* _Instructions to follow_
Go through the entries below and copy each line containing the word "Frequency".

--- begin Information shown ---

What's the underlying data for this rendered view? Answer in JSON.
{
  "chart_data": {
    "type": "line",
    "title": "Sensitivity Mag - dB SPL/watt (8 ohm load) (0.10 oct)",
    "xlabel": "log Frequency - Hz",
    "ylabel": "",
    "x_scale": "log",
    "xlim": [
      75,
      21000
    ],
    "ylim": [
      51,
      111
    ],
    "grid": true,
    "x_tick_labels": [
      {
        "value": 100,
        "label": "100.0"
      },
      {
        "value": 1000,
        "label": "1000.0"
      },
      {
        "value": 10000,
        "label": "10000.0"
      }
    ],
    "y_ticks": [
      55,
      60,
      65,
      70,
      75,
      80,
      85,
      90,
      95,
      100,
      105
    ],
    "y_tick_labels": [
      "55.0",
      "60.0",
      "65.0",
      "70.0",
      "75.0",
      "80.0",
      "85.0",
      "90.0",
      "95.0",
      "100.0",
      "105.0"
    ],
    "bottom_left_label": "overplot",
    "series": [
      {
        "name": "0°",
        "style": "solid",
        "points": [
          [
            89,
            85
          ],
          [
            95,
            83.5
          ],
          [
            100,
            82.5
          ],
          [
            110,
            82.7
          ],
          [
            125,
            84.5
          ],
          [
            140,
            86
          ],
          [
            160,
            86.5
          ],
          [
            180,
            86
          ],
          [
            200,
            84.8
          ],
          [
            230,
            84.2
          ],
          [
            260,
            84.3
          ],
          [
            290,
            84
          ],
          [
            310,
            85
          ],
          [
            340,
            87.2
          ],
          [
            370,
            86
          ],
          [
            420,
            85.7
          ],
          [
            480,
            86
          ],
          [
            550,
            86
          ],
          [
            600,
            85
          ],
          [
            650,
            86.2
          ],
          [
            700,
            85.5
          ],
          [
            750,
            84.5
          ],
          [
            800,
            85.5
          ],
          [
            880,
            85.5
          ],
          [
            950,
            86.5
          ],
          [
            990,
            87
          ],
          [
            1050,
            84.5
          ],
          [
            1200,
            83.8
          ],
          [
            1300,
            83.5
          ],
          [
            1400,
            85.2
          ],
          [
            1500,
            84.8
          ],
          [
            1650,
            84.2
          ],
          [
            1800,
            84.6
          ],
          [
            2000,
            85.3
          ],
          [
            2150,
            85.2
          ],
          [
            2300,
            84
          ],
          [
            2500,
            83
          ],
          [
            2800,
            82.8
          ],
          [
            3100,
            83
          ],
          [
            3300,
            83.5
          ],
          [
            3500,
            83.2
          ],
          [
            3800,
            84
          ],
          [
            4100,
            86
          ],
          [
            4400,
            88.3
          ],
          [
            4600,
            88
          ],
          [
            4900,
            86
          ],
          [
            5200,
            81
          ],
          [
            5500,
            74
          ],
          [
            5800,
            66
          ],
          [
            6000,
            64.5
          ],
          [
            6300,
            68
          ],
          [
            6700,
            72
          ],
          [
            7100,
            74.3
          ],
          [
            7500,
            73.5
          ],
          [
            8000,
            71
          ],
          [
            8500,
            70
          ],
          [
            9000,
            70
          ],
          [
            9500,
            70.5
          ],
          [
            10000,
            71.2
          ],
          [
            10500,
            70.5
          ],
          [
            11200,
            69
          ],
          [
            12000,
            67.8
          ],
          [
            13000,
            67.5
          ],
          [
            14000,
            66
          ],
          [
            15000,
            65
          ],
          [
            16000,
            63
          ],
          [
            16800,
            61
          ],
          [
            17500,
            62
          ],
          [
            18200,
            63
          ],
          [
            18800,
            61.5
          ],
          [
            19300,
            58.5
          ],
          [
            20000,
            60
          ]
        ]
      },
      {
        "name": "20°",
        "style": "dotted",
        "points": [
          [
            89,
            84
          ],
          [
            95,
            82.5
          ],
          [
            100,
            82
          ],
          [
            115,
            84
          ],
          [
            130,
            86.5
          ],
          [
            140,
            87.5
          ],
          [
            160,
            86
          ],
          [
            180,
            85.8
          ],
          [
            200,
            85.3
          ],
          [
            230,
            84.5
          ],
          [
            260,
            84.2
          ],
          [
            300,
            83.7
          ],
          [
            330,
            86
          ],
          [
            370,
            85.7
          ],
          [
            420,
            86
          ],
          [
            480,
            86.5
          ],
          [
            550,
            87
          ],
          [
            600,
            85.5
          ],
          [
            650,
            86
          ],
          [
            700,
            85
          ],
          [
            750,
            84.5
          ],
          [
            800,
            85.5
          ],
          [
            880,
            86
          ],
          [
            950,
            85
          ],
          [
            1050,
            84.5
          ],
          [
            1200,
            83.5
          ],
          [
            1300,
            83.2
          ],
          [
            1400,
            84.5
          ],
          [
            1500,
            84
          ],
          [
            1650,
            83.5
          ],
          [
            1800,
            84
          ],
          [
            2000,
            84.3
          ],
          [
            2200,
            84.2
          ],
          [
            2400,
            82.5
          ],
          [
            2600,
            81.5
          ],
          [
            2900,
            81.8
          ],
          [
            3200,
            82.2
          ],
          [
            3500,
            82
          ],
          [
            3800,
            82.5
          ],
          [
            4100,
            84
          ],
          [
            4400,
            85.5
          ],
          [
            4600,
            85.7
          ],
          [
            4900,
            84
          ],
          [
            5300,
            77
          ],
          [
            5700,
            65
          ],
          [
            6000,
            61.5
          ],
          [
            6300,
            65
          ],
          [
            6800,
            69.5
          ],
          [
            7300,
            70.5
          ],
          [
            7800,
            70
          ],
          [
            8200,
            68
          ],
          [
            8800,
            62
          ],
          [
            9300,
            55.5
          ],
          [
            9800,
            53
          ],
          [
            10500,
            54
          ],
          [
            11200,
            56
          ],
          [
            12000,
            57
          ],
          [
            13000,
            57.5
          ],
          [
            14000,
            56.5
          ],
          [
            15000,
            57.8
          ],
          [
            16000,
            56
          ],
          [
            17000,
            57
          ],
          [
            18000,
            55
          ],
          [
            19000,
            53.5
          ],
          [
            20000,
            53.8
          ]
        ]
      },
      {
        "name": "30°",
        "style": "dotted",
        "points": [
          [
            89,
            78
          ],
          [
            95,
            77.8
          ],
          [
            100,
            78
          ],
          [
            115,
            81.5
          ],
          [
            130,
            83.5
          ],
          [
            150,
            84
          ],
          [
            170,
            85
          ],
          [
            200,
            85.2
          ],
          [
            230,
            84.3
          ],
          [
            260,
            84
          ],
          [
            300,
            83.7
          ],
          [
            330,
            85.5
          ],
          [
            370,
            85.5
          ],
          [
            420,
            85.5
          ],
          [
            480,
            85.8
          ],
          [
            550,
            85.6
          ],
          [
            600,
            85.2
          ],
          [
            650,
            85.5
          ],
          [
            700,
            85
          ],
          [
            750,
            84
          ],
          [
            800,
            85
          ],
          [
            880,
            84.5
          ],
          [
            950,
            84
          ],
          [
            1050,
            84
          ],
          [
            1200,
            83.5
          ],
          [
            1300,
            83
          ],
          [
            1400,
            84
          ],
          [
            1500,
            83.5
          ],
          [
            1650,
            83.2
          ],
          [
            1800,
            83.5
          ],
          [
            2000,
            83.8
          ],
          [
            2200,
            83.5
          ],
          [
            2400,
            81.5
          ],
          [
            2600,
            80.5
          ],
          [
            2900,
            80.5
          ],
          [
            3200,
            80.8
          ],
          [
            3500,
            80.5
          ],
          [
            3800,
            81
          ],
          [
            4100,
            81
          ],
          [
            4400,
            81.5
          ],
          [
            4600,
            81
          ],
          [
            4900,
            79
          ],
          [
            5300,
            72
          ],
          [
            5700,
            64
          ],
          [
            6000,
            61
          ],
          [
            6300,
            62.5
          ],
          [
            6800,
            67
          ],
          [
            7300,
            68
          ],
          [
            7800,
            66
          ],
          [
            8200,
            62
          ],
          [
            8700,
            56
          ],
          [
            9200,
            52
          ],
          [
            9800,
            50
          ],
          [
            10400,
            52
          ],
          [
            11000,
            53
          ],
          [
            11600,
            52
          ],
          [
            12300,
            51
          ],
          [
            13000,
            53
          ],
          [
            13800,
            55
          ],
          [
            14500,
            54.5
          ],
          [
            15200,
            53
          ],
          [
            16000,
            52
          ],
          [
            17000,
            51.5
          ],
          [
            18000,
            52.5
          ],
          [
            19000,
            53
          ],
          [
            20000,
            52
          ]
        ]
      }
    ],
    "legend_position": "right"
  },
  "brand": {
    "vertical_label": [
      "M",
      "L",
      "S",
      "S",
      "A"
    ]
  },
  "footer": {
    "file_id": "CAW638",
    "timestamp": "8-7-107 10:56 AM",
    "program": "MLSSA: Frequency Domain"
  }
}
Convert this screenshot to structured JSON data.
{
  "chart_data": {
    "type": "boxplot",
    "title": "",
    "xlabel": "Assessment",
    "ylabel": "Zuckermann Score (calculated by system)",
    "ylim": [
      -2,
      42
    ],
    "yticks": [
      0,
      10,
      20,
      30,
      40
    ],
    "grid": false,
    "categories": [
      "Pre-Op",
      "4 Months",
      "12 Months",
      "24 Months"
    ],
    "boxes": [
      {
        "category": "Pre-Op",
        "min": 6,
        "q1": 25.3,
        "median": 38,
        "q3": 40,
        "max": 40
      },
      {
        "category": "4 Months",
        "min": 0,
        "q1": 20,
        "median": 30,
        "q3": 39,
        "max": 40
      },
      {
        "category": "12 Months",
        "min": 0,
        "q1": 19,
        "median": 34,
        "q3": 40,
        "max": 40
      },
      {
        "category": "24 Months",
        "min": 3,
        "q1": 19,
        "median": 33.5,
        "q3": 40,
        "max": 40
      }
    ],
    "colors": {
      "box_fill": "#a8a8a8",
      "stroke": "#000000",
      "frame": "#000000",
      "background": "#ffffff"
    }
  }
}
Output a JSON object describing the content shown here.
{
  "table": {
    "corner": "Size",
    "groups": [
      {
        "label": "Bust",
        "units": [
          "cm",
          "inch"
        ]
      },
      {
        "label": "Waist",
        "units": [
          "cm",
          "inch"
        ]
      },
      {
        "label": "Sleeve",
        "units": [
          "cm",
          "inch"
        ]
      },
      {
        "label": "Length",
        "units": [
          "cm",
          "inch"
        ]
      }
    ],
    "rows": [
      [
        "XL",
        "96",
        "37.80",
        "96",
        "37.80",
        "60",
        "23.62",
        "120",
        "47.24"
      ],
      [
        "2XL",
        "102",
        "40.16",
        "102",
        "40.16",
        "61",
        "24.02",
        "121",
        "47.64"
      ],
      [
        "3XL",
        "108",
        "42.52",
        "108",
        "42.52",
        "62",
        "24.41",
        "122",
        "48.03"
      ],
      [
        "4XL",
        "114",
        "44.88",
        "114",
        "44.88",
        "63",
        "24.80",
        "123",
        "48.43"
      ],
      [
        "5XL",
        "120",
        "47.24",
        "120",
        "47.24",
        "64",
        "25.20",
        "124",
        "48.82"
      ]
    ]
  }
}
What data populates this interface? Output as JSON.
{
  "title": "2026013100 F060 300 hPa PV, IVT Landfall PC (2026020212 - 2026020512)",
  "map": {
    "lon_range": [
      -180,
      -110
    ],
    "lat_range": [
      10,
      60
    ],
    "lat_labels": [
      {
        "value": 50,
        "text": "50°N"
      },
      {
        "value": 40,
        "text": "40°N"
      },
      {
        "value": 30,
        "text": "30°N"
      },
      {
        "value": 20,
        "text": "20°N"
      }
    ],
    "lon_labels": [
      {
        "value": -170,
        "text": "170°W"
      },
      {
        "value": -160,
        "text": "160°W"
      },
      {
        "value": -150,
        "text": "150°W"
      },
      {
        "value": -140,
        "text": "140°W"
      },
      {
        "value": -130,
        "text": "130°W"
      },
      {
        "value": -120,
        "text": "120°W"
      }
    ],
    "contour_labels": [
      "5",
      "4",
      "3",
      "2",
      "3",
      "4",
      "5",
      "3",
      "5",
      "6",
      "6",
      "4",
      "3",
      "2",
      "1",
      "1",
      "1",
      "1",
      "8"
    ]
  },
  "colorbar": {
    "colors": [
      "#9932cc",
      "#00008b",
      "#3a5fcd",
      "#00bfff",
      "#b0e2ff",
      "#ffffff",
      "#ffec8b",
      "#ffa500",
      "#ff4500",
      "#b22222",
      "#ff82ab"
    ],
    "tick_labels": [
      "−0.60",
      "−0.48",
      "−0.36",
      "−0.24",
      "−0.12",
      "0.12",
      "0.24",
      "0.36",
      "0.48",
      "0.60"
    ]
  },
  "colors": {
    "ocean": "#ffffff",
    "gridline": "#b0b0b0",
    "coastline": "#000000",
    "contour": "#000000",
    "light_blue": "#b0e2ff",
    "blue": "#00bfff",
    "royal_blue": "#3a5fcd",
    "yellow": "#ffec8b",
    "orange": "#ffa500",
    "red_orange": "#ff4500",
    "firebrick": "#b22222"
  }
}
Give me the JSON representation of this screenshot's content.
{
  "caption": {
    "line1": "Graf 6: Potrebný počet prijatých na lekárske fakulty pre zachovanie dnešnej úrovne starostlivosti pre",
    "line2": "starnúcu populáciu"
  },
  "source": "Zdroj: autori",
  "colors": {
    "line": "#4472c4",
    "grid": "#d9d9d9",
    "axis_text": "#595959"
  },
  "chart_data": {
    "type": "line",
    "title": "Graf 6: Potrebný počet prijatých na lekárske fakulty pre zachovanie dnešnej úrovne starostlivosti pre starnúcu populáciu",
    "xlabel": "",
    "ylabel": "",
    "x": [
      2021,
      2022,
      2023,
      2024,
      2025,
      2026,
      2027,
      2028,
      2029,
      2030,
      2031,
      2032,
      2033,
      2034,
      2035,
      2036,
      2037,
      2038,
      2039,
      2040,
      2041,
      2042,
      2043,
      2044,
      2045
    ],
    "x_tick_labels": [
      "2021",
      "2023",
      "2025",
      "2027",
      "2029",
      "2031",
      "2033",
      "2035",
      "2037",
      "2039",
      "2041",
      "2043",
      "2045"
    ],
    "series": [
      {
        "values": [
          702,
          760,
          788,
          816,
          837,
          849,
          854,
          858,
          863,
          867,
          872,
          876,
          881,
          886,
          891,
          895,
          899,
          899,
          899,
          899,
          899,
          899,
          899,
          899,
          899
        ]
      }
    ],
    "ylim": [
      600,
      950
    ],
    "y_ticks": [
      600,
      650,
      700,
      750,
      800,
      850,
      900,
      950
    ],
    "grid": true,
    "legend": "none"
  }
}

--- end Information shown ---

* _Answer to this task_
    "xlabel": "log Frequency - Hz",
    "program": "MLSSA: Frequency Domain"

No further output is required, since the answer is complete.